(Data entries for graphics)

-=-=-

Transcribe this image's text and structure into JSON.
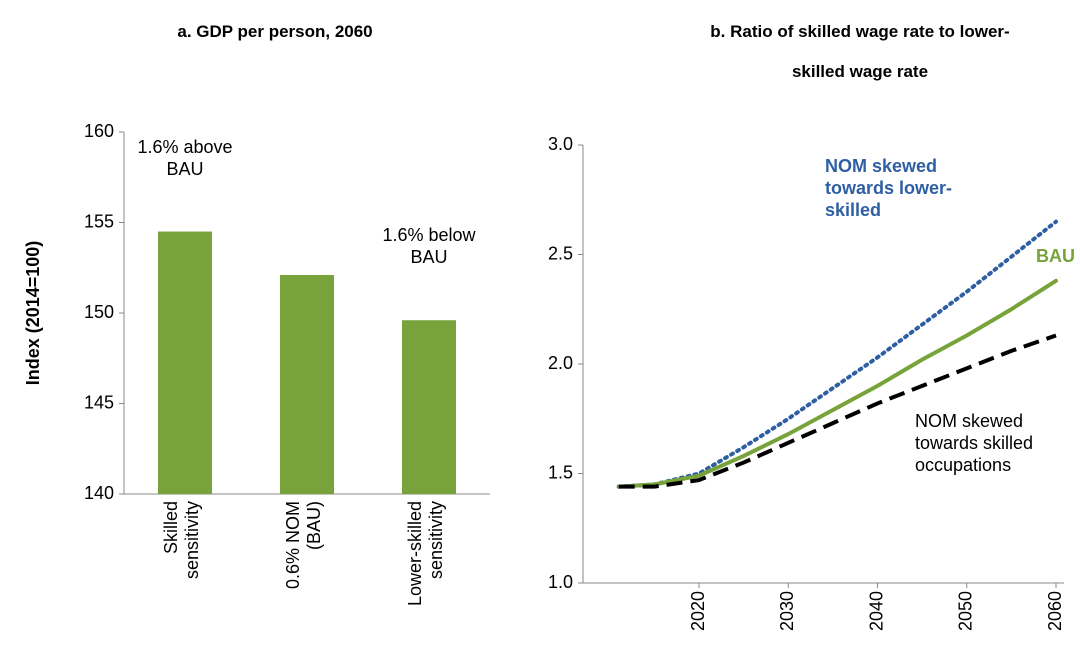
{
  "chart_data": [
    {
      "type": "bar",
      "title": "a. GDP per person, 2060",
      "y_label": "Index  (2014=100)",
      "categories": [
        "Skilled sensitivity",
        "0.6% NOM (BAU)",
        "Lower-skilled sensitivity"
      ],
      "values": [
        154.5,
        152.1,
        149.6
      ],
      "color": "#77a33a",
      "ylim": [
        140,
        160
      ],
      "yticks": [
        140,
        145,
        150,
        155,
        160
      ],
      "annotations": [
        "1.6% above BAU",
        "1.6% below BAU"
      ]
    },
    {
      "type": "line",
      "title": "b. Ratio of skilled wage rate to lower-skilled wage rate",
      "x": [
        2011,
        2015,
        2020,
        2025,
        2030,
        2035,
        2040,
        2045,
        2050,
        2055,
        2060
      ],
      "xlim": [
        2007,
        2060
      ],
      "xticks": [
        2020,
        2030,
        2040,
        2050,
        2060
      ],
      "ylim": [
        1.0,
        3.0
      ],
      "yticks": [
        {
          "value": 1.0,
          "label": "1.0"
        },
        1.5,
        {
          "value": 2.0,
          "label": "2.0"
        },
        2.5,
        {
          "value": 3.0,
          "label": "3.0"
        }
      ],
      "series": [
        {
          "name": "NOM skewed towards lower-skilled",
          "color": "#2e5fa3",
          "style": "dotted",
          "values": [
            1.44,
            1.45,
            1.5,
            1.62,
            1.75,
            1.89,
            2.03,
            2.18,
            2.33,
            2.49,
            2.65
          ]
        },
        {
          "name": "BAU",
          "color": "#77a33a",
          "style": "solid",
          "values": [
            1.44,
            1.45,
            1.49,
            1.58,
            1.68,
            1.79,
            1.9,
            2.02,
            2.13,
            2.25,
            2.38
          ]
        },
        {
          "name": "NOM skewed towards skilled occupations",
          "color": "#000000",
          "style": "dashed",
          "values": [
            1.44,
            1.44,
            1.47,
            1.55,
            1.64,
            1.73,
            1.82,
            1.9,
            1.98,
            2.06,
            2.13
          ]
        }
      ]
    }
  ]
}
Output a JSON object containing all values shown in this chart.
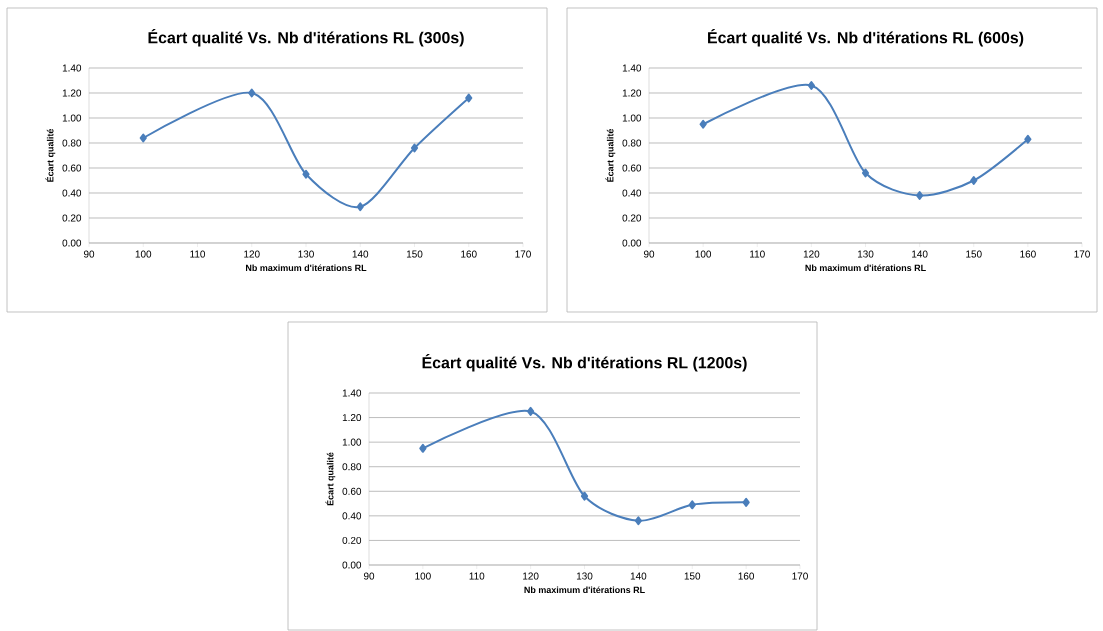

-=-=-

#### Problem requirements:
Reproduce the entries above without change, omitting all pictures.

#### Solution:
Transcribe this image's text and structure into JSON.
{
  "chart_data": [
    {
      "type": "bar",
      "title": "a. GDP per person, 2060",
      "y_label": "Index  (2014=100)",
      "categories": [
        "Skilled sensitivity",
        "0.6% NOM (BAU)",
        "Lower-skilled sensitivity"
      ],
      "values": [
        154.5,
        152.1,
        149.6
      ],
      "color": "#77a33a",
      "ylim": [
        140,
        160
      ],
      "yticks": [
        140,
        145,
        150,
        155,
        160
      ],
      "annotations": [
        "1.6% above BAU",
        "1.6% below BAU"
      ]
    },
    {
      "type": "line",
      "title": "b. Ratio of skilled wage rate to lower-skilled wage rate",
      "x": [
        2011,
        2015,
        2020,
        2025,
        2030,
        2035,
        2040,
        2045,
        2050,
        2055,
        2060
      ],
      "xlim": [
        2007,
        2060
      ],
      "xticks": [
        2020,
        2030,
        2040,
        2050,
        2060
      ],
      "ylim": [
        1.0,
        3.0
      ],
      "yticks": [
        {
          "value": 1.0,
          "label": "1.0"
        },
        1.5,
        {
          "value": 2.0,
          "label": "2.0"
        },
        2.5,
        {
          "value": 3.0,
          "label": "3.0"
        }
      ],
      "series": [
        {
          "name": "NOM skewed towards lower-skilled",
          "color": "#2e5fa3",
          "style": "dotted",
          "values": [
            1.44,
            1.45,
            1.5,
            1.62,
            1.75,
            1.89,
            2.03,
            2.18,
            2.33,
            2.49,
            2.65
          ]
        },
        {
          "name": "BAU",
          "color": "#77a33a",
          "style": "solid",
          "values": [
            1.44,
            1.45,
            1.49,
            1.58,
            1.68,
            1.79,
            1.9,
            2.02,
            2.13,
            2.25,
            2.38
          ]
        },
        {
          "name": "NOM skewed towards skilled occupations",
          "color": "#000000",
          "style": "dashed",
          "values": [
            1.44,
            1.44,
            1.47,
            1.55,
            1.64,
            1.73,
            1.82,
            1.9,
            1.98,
            2.06,
            2.13
          ]
        }
      ]
    }
  ]
}
Output a JSON object containing all values shown in this chart.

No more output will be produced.